Collection entries
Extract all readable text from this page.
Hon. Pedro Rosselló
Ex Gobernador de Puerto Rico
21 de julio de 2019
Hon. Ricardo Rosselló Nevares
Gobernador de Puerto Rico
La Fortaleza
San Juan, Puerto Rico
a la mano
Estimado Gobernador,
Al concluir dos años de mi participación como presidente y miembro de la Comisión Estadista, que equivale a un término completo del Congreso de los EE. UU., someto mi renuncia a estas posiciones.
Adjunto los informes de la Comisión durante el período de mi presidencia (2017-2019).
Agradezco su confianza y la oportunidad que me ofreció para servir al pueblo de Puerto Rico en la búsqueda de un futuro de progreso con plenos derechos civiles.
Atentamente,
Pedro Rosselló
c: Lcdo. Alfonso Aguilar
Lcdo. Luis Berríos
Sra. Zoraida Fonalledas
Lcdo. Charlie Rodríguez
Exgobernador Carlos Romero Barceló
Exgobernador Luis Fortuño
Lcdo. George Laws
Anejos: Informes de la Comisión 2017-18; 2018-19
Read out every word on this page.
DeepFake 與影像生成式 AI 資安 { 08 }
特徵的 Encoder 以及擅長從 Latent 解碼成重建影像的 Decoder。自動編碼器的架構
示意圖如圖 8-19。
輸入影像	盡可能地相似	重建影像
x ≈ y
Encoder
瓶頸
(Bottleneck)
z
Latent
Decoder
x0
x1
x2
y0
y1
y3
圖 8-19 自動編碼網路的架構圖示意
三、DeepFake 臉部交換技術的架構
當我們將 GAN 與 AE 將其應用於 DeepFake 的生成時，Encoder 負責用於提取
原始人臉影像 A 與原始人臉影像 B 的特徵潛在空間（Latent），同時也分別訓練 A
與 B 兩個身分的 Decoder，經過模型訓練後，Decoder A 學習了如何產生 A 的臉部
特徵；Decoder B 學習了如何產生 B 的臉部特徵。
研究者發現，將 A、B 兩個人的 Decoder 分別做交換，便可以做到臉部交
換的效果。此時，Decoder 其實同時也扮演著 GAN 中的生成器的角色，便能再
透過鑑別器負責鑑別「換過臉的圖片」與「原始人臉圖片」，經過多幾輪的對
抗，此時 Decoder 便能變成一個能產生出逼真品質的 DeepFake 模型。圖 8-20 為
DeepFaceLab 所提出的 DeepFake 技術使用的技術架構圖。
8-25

==

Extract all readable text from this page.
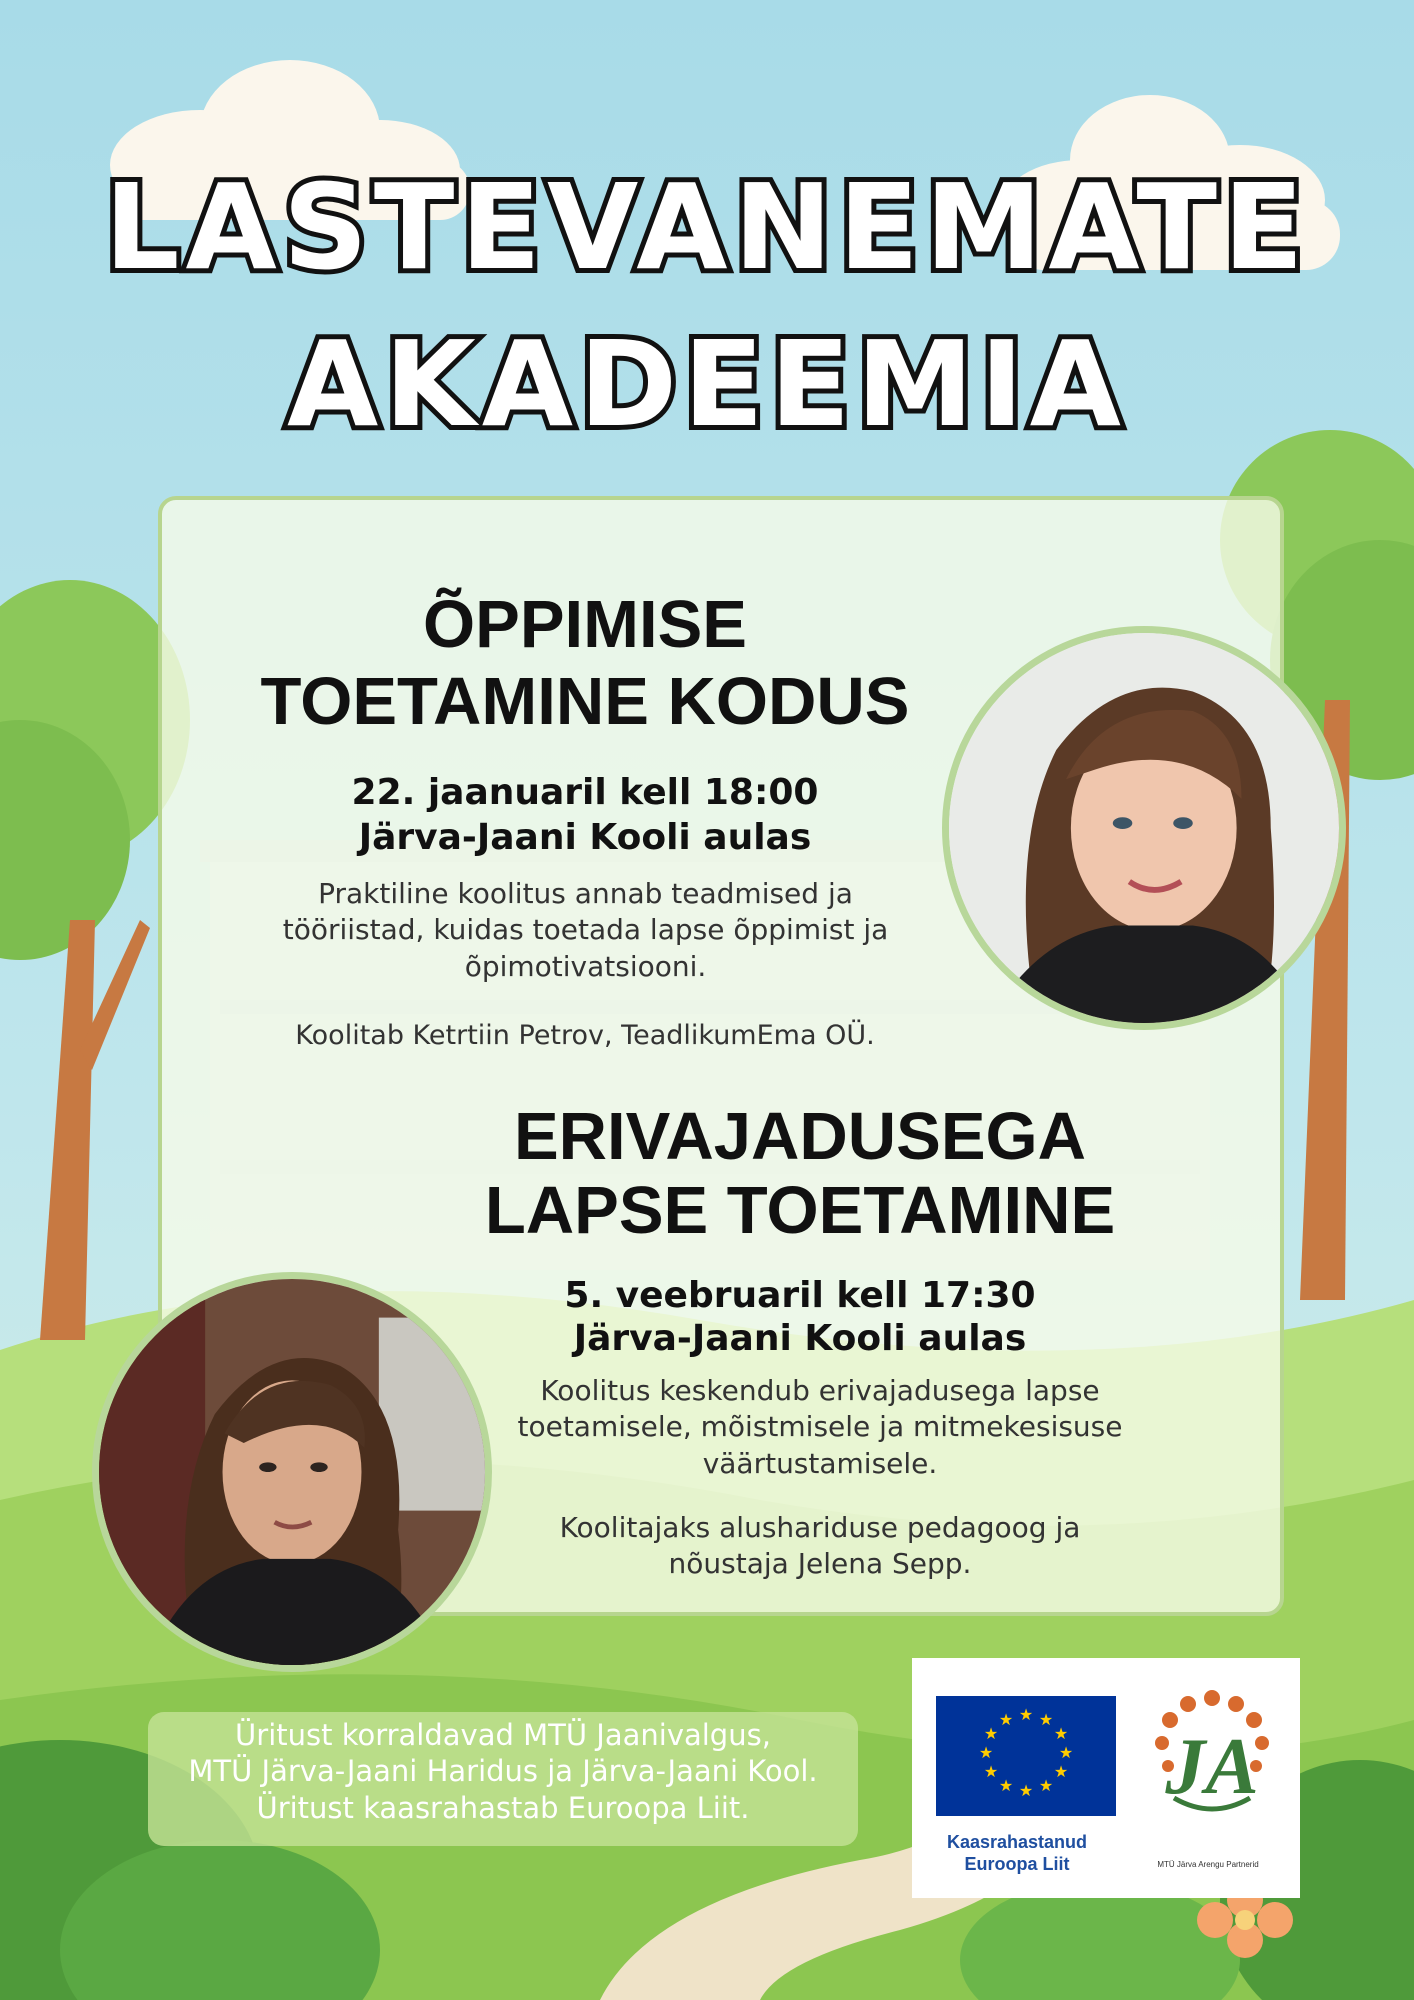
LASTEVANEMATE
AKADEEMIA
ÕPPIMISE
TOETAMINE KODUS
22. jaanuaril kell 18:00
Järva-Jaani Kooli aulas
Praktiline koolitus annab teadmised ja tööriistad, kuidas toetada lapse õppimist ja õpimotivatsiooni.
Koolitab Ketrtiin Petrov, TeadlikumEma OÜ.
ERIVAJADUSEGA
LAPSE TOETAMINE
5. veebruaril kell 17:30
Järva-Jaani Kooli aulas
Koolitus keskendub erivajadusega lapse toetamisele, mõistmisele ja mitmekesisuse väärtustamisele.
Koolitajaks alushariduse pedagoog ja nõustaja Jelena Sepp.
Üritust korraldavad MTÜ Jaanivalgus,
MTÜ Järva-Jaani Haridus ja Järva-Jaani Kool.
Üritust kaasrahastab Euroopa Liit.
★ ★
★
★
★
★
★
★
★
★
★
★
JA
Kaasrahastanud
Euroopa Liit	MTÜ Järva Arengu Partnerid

--

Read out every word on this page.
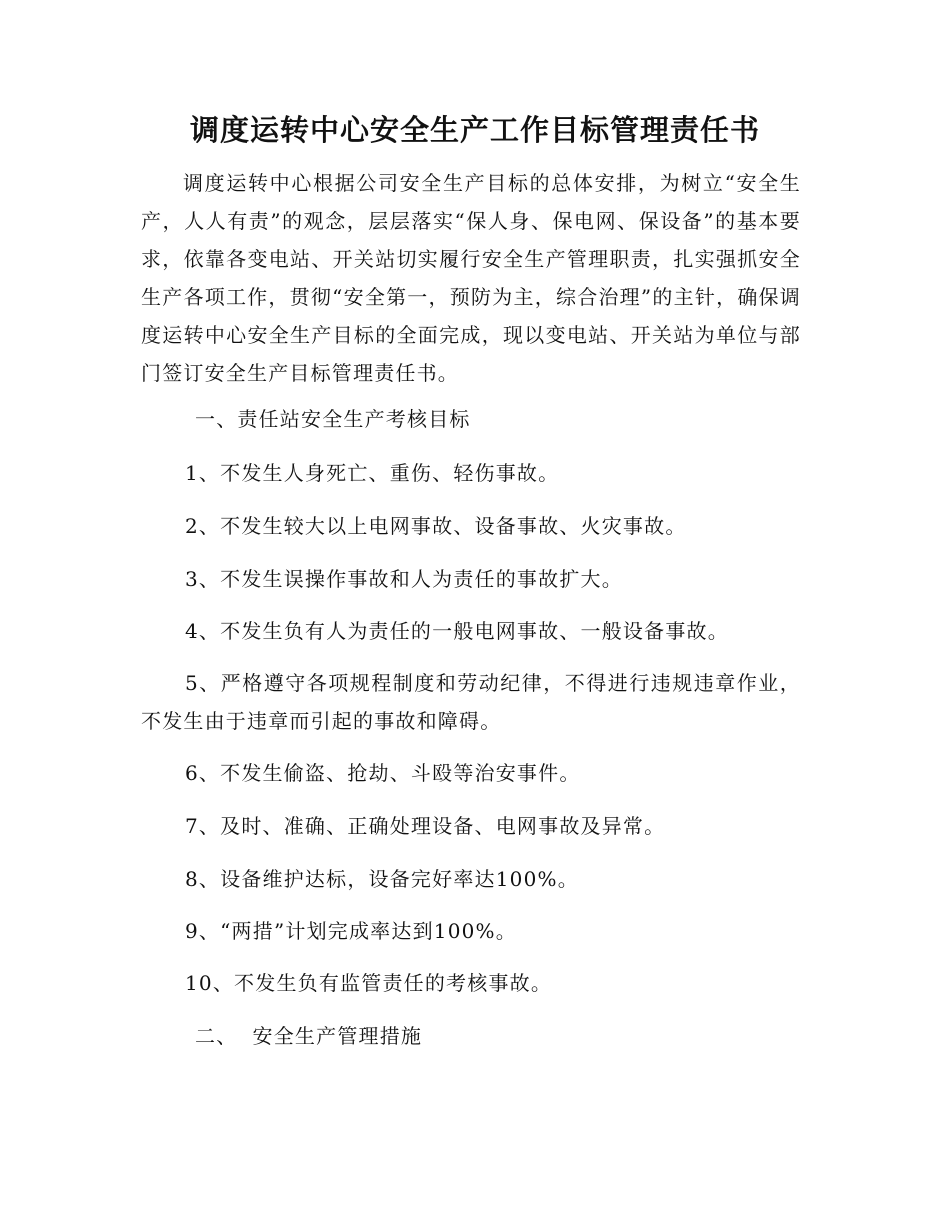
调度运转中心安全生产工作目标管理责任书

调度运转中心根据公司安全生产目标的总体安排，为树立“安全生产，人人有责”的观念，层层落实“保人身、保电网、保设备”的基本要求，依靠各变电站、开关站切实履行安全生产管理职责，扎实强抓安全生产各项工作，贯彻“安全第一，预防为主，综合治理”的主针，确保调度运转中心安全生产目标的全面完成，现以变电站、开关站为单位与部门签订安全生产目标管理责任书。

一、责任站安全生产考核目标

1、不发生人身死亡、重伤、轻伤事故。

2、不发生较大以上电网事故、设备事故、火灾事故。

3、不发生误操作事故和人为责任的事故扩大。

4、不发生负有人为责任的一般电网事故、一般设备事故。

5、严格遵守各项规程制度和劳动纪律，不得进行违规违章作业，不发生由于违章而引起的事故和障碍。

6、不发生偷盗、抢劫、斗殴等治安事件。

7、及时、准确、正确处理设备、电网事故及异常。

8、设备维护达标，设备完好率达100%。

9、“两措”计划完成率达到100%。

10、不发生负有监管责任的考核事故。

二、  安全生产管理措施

REQUIRED TASK:
Of the lines above, how many hold the word "Rosselló"? Say the number alone.

COMPLETED TASK:
3